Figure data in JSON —

========================================

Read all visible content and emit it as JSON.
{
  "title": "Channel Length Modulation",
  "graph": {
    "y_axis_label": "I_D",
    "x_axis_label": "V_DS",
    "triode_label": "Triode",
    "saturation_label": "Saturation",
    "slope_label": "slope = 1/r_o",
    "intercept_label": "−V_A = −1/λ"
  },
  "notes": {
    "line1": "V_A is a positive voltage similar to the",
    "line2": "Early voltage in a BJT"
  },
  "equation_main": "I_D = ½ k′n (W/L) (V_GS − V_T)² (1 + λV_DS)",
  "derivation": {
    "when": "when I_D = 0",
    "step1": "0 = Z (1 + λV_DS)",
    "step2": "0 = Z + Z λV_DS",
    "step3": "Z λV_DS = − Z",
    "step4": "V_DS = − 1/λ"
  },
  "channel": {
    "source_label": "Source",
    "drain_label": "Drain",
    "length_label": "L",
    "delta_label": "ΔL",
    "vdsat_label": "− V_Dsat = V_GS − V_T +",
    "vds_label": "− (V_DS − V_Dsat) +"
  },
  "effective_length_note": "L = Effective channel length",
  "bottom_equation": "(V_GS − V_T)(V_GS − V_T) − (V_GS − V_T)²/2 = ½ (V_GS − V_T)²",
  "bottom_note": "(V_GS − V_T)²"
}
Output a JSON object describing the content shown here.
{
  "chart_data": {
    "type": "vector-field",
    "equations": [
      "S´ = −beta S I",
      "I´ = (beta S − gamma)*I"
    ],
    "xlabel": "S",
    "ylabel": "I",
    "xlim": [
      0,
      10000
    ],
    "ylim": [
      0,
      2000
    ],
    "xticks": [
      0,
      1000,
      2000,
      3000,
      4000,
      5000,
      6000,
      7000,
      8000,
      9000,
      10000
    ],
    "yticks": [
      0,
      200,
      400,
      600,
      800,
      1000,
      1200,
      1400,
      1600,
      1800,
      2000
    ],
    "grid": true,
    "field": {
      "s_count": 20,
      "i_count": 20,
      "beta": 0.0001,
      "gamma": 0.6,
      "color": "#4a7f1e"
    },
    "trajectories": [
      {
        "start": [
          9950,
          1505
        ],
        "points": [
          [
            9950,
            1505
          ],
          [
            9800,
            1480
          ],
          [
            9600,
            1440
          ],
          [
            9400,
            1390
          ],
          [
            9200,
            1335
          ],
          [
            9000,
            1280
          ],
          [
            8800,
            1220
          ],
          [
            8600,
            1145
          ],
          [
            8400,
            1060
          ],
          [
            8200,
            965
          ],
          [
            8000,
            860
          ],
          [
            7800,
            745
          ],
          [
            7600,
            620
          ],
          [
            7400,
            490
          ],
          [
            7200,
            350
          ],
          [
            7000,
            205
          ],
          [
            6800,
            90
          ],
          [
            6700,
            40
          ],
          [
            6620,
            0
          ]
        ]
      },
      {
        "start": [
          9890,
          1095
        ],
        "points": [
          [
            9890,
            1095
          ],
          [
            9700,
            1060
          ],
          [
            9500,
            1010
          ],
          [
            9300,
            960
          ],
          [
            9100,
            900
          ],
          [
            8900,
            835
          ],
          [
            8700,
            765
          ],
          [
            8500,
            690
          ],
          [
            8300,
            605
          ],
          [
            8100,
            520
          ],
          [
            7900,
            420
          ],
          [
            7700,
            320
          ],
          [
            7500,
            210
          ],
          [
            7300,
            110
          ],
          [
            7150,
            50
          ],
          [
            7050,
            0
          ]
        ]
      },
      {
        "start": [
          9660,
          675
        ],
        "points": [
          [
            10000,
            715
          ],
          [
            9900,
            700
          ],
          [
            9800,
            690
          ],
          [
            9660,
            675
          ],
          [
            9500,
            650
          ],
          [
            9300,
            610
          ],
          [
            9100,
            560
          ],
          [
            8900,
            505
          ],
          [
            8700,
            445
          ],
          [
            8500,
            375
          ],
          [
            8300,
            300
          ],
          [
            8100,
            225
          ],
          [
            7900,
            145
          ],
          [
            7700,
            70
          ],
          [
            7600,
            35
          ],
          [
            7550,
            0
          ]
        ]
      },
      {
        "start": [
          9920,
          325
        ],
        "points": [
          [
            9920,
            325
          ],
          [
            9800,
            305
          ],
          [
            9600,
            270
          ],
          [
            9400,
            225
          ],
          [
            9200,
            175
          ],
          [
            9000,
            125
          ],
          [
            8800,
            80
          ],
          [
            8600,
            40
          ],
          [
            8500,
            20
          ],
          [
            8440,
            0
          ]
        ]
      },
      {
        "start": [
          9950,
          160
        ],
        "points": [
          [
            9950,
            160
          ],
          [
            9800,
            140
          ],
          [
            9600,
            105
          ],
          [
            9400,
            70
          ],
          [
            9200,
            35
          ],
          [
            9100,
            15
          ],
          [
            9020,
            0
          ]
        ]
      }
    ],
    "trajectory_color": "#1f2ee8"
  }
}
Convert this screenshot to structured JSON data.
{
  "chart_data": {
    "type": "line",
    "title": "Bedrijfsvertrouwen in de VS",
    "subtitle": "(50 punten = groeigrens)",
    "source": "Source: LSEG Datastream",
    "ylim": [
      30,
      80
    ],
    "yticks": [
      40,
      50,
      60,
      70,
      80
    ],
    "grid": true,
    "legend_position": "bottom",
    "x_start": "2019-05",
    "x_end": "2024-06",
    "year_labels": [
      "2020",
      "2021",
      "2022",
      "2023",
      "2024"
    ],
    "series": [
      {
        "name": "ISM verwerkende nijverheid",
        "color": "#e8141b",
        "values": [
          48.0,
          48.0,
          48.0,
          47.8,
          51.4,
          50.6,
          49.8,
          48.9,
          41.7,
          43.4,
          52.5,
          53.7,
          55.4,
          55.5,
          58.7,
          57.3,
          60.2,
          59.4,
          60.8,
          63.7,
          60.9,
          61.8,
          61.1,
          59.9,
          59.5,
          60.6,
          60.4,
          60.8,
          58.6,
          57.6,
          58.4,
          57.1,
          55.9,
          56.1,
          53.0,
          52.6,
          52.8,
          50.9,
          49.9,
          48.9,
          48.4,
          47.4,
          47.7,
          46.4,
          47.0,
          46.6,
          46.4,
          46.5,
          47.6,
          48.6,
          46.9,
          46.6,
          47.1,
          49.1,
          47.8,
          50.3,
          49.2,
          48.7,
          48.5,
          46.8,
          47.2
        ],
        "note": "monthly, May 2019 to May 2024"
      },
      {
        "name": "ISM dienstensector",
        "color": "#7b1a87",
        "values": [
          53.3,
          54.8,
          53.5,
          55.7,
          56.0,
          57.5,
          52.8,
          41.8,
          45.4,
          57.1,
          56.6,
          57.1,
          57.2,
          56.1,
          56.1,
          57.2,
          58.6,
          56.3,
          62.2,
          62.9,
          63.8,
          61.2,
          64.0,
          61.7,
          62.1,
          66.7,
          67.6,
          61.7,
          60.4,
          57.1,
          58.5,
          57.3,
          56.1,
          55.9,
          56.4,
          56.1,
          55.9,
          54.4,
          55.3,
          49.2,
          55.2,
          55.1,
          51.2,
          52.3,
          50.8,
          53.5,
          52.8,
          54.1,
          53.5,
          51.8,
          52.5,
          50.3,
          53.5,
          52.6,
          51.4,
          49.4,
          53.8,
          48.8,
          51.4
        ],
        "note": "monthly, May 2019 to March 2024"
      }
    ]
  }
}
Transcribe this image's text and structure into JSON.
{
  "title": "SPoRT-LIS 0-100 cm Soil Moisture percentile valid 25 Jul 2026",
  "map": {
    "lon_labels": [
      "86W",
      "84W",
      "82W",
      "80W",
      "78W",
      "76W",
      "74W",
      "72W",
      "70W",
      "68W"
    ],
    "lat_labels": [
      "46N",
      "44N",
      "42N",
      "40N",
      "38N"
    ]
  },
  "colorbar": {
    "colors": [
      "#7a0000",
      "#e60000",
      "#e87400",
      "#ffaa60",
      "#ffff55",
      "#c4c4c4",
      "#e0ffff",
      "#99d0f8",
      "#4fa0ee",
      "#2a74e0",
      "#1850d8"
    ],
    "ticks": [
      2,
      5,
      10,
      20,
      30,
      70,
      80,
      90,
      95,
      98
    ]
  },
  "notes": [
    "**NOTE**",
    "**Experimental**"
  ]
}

========================================

Problem statement — The lines to reproduce run from the line containing "Transcribe this image's" to the end of the listing; write them out exactly and add nothing.

Completed task —
Transcribe this image's text and structure into JSON.
{
  "title": "SPoRT-LIS 0-100 cm Soil Moisture percentile valid 25 Jul 2026",
  "map": {
    "lon_labels": [
      "86W",
      "84W",
      "82W",
      "80W",
      "78W",
      "76W",
      "74W",
      "72W",
      "70W",
      "68W"
    ],
    "lat_labels": [
      "46N",
      "44N",
      "42N",
      "40N",
      "38N"
    ]
  },
  "colorbar": {
    "colors": [
      "#7a0000",
      "#e60000",
      "#e87400",
      "#ffaa60",
      "#ffff55",
      "#c4c4c4",
      "#e0ffff",
      "#99d0f8",
      "#4fa0ee",
      "#2a74e0",
      "#1850d8"
    ],
    "ticks": [
      2,
      5,
      10,
      20,
      30,
      70,
      80,
      90,
      95,
      98
    ]
  },
  "notes": [
    "**NOTE**",
    "**Experimental**"
  ]
}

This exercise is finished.